▸ Information given:
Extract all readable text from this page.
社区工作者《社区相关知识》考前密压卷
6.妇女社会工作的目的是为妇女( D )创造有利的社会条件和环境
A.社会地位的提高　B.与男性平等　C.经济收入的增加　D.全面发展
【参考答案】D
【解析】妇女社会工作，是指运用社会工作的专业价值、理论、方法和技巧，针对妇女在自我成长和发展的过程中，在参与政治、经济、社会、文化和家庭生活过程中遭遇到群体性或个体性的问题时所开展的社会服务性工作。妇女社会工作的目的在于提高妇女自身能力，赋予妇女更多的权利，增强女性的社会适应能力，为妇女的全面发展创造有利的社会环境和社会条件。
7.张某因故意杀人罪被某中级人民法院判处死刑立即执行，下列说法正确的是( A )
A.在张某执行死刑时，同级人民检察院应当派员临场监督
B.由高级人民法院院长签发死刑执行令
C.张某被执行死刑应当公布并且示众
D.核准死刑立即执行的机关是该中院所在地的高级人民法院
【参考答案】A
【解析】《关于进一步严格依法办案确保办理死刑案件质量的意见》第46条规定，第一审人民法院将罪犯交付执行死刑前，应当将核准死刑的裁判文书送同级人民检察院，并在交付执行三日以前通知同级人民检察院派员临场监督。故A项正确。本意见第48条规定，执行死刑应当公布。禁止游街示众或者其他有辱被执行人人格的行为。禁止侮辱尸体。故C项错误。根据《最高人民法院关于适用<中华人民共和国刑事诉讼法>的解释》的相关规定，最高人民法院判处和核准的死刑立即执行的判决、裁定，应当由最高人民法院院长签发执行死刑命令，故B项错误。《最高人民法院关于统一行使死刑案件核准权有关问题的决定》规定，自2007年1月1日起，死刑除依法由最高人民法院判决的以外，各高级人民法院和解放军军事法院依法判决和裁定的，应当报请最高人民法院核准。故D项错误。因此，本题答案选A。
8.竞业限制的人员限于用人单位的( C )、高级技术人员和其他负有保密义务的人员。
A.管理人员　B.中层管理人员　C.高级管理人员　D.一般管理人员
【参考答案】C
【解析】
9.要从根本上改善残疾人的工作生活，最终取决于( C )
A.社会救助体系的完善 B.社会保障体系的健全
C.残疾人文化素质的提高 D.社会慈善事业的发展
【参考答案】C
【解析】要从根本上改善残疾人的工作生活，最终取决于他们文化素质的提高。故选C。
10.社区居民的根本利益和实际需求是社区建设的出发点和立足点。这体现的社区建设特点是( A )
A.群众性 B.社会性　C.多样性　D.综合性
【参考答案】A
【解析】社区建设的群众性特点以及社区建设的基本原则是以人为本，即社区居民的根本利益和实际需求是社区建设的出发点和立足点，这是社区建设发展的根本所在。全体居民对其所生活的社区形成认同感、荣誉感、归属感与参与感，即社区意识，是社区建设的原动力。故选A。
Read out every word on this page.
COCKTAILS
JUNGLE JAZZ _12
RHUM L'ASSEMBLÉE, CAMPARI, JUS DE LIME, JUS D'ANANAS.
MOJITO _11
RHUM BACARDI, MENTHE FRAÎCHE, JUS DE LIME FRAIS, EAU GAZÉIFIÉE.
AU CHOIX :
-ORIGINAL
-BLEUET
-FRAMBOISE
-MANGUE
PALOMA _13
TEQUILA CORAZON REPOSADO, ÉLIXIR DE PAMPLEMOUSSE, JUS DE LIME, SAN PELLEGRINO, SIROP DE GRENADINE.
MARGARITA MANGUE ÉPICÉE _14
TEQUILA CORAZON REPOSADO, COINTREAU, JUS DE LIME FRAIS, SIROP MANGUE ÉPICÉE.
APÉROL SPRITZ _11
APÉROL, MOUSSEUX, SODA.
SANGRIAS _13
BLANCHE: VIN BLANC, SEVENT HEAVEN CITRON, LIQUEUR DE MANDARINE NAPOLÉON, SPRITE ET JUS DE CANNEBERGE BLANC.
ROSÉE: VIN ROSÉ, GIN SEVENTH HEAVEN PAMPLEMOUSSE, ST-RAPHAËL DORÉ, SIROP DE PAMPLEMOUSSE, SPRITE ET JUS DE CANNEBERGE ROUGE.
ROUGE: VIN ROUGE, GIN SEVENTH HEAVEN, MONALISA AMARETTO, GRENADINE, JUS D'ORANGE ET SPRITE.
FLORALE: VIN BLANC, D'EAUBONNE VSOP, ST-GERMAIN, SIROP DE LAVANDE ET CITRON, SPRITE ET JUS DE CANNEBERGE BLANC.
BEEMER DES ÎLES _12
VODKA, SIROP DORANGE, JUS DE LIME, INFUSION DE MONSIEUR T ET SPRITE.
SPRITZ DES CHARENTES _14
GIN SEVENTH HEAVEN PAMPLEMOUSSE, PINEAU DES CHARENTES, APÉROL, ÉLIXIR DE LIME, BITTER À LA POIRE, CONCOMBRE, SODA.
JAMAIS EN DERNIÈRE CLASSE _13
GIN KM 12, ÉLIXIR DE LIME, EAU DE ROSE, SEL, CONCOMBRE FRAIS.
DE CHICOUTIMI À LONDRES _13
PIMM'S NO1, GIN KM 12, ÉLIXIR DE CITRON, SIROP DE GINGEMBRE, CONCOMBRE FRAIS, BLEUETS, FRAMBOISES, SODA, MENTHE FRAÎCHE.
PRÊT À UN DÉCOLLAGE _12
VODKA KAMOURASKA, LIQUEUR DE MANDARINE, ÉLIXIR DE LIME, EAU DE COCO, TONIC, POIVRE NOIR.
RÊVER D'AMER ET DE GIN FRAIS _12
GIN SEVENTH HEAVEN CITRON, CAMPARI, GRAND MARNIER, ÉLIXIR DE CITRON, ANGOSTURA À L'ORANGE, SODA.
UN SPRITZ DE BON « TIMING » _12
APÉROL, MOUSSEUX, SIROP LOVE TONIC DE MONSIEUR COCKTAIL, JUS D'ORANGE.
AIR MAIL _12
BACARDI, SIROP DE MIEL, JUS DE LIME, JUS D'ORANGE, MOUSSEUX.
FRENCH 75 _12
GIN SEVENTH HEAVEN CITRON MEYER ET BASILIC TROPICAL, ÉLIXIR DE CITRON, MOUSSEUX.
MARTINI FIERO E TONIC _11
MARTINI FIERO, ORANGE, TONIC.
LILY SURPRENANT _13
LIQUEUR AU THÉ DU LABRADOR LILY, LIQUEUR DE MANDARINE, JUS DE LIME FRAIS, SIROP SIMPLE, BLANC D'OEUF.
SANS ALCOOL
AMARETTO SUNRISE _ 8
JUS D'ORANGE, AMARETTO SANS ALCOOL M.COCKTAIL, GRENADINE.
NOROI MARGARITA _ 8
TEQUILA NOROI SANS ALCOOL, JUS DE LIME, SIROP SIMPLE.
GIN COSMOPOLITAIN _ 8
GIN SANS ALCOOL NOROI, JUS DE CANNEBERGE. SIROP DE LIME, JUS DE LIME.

▸ What you should do:
Only the number is wanted: how many lines of the material above include the word "SANS"?

▸ Result:
4